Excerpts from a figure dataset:
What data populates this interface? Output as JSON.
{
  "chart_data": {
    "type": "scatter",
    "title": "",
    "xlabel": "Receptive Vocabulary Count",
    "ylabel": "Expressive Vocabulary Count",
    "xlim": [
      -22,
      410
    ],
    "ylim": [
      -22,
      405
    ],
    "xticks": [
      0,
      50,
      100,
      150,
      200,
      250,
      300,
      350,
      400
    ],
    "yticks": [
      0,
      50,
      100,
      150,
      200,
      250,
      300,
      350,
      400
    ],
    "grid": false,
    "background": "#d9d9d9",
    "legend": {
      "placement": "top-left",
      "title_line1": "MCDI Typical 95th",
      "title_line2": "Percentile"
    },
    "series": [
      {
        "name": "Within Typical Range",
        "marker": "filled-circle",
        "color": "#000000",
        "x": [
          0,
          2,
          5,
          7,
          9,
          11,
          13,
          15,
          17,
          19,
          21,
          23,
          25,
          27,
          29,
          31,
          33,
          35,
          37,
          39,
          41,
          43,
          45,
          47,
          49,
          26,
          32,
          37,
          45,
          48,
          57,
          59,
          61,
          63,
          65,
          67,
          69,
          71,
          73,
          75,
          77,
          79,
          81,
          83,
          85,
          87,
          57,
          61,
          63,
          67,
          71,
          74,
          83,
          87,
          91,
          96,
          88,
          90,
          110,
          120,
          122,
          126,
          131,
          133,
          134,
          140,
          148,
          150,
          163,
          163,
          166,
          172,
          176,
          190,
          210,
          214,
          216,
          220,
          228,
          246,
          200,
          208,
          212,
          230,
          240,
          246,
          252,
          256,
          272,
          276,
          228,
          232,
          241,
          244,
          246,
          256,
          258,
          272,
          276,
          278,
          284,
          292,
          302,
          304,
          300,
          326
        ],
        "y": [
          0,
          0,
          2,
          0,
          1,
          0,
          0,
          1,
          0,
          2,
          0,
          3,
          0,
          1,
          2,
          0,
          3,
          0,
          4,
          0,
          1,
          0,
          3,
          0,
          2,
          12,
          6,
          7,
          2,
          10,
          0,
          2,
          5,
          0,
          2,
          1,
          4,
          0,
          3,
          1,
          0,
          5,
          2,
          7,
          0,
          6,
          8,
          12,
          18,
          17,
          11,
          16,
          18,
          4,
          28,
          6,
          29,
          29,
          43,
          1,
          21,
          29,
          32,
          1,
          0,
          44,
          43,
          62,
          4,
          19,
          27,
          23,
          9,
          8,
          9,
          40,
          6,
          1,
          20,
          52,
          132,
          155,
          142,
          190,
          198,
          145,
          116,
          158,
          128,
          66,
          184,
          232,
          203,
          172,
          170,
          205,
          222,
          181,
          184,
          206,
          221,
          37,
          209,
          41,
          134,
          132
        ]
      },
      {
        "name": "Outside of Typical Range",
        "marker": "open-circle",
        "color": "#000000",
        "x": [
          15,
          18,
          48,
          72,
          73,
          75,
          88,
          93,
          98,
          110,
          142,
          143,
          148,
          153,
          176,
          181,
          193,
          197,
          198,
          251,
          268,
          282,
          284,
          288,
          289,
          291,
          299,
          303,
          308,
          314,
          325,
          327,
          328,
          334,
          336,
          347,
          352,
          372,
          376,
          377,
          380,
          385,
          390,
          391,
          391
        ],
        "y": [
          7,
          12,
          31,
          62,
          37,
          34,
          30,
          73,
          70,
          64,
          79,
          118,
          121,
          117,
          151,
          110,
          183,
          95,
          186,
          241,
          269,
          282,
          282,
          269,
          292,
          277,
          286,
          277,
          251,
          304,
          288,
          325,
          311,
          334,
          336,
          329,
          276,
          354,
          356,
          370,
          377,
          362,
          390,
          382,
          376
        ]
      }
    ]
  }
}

TASK STATEMENT
Copy out the whole listing exactly as written.

EXPECTED ANSWER
What data populates this interface? Output as JSON.
{
  "chart_data": {
    "type": "scatter",
    "title": "",
    "xlabel": "Receptive Vocabulary Count",
    "ylabel": "Expressive Vocabulary Count",
    "xlim": [
      -22,
      410
    ],
    "ylim": [
      -22,
      405
    ],
    "xticks": [
      0,
      50,
      100,
      150,
      200,
      250,
      300,
      350,
      400
    ],
    "yticks": [
      0,
      50,
      100,
      150,
      200,
      250,
      300,
      350,
      400
    ],
    "grid": false,
    "background": "#d9d9d9",
    "legend": {
      "placement": "top-left",
      "title_line1": "MCDI Typical 95th",
      "title_line2": "Percentile"
    },
    "series": [
      {
        "name": "Within Typical Range",
        "marker": "filled-circle",
        "color": "#000000",
        "x": [
          0,
          2,
          5,
          7,
          9,
          11,
          13,
          15,
          17,
          19,
          21,
          23,
          25,
          27,
          29,
          31,
          33,
          35,
          37,
          39,
          41,
          43,
          45,
          47,
          49,
          26,
          32,
          37,
          45,
          48,
          57,
          59,
          61,
          63,
          65,
          67,
          69,
          71,
          73,
          75,
          77,
          79,
          81,
          83,
          85,
          87,
          57,
          61,
          63,
          67,
          71,
          74,
          83,
          87,
          91,
          96,
          88,
          90,
          110,
          120,
          122,
          126,
          131,
          133,
          134,
          140,
          148,
          150,
          163,
          163,
          166,
          172,
          176,
          190,
          210,
          214,
          216,
          220,
          228,
          246,
          200,
          208,
          212,
          230,
          240,
          246,
          252,
          256,
          272,
          276,
          228,
          232,
          241,
          244,
          246,
          256,
          258,
          272,
          276,
          278,
          284,
          292,
          302,
          304,
          300,
          326
        ],
        "y": [
          0,
          0,
          2,
          0,
          1,
          0,
          0,
          1,
          0,
          2,
          0,
          3,
          0,
          1,
          2,
          0,
          3,
          0,
          4,
          0,
          1,
          0,
          3,
          0,
          2,
          12,
          6,
          7,
          2,
          10,
          0,
          2,
          5,
          0,
          2,
          1,
          4,
          0,
          3,
          1,
          0,
          5,
          2,
          7,
          0,
          6,
          8,
          12,
          18,
          17,
          11,
          16,
          18,
          4,
          28,
          6,
          29,
          29,
          43,
          1,
          21,
          29,
          32,
          1,
          0,
          44,
          43,
          62,
          4,
          19,
          27,
          23,
          9,
          8,
          9,
          40,
          6,
          1,
          20,
          52,
          132,
          155,
          142,
          190,
          198,
          145,
          116,
          158,
          128,
          66,
          184,
          232,
          203,
          172,
          170,
          205,
          222,
          181,
          184,
          206,
          221,
          37,
          209,
          41,
          134,
          132
        ]
      },
      {
        "name": "Outside of Typical Range",
        "marker": "open-circle",
        "color": "#000000",
        "x": [
          15,
          18,
          48,
          72,
          73,
          75,
          88,
          93,
          98,
          110,
          142,
          143,
          148,
          153,
          176,
          181,
          193,
          197,
          198,
          251,
          268,
          282,
          284,
          288,
          289,
          291,
          299,
          303,
          308,
          314,
          325,
          327,
          328,
          334,
          336,
          347,
          352,
          372,
          376,
          377,
          380,
          385,
          390,
          391,
          391
        ],
        "y": [
          7,
          12,
          31,
          62,
          37,
          34,
          30,
          73,
          70,
          64,
          79,
          118,
          121,
          117,
          151,
          110,
          183,
          95,
          186,
          241,
          269,
          282,
          282,
          269,
          292,
          277,
          286,
          277,
          251,
          304,
          288,
          325,
          311,
          334,
          336,
          329,
          276,
          354,
          356,
          370,
          377,
          362,
          390,
          382,
          376
        ]
      }
    ]
  }
}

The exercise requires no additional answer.